**Dataset excerpts**.
##############################

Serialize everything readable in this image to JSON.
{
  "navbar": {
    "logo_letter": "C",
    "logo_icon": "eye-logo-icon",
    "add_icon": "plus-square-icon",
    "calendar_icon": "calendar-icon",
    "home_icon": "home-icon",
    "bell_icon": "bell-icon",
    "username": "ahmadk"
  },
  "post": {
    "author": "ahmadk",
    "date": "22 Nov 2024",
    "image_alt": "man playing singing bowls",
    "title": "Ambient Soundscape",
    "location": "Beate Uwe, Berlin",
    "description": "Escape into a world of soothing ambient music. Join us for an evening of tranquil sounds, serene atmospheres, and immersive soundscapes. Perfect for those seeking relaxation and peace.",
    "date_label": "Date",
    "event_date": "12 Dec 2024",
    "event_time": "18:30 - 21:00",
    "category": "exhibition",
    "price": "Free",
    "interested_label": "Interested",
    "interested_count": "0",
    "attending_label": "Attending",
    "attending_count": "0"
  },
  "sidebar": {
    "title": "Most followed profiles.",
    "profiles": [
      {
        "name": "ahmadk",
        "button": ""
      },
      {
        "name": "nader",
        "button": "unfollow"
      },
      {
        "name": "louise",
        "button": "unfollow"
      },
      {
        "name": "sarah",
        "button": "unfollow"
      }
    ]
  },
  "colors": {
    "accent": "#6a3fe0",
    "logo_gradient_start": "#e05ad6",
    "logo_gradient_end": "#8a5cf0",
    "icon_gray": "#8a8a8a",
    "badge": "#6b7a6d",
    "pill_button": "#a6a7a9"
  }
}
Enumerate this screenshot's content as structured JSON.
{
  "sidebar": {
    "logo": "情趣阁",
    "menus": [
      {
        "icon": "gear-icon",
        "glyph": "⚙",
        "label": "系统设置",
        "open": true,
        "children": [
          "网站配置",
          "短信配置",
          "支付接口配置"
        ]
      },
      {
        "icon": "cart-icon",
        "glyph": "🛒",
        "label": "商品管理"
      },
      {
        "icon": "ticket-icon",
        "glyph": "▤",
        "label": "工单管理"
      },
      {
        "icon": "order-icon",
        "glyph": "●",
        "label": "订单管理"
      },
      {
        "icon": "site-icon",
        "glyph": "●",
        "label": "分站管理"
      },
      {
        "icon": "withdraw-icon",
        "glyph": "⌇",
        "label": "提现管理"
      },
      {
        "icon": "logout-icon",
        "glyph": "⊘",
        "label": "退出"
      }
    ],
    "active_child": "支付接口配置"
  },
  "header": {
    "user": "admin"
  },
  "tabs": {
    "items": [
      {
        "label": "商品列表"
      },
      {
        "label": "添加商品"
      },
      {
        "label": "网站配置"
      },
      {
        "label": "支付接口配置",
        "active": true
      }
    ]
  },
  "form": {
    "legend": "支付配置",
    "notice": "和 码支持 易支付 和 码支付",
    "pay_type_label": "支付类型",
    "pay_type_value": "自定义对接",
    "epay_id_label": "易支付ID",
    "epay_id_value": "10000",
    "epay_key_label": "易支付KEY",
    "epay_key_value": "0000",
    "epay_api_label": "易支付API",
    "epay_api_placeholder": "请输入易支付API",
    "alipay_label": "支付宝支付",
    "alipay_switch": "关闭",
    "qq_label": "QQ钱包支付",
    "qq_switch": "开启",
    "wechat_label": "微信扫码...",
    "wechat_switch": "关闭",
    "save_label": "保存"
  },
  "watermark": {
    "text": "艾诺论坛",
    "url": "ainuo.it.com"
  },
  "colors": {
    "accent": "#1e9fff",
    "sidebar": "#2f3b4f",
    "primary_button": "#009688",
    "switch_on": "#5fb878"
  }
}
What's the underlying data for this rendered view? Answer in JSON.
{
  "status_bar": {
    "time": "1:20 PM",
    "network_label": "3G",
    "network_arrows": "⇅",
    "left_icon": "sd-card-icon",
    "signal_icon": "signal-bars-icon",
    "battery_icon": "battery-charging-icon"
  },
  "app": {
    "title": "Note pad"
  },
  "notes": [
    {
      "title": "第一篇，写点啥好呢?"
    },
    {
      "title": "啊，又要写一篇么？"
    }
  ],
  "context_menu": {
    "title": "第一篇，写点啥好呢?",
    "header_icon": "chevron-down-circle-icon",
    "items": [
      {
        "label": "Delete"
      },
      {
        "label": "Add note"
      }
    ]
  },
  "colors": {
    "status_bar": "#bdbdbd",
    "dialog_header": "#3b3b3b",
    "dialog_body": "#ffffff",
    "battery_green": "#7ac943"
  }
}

##############################

**Exercise directions**. Find "this". Copy every line it occurs in.

**Answer in full**.
Serialize everything readable in this image to JSON.
Enumerate this screenshot's content as structured JSON.
What's the underlying data for this rendered view? Answer in JSON.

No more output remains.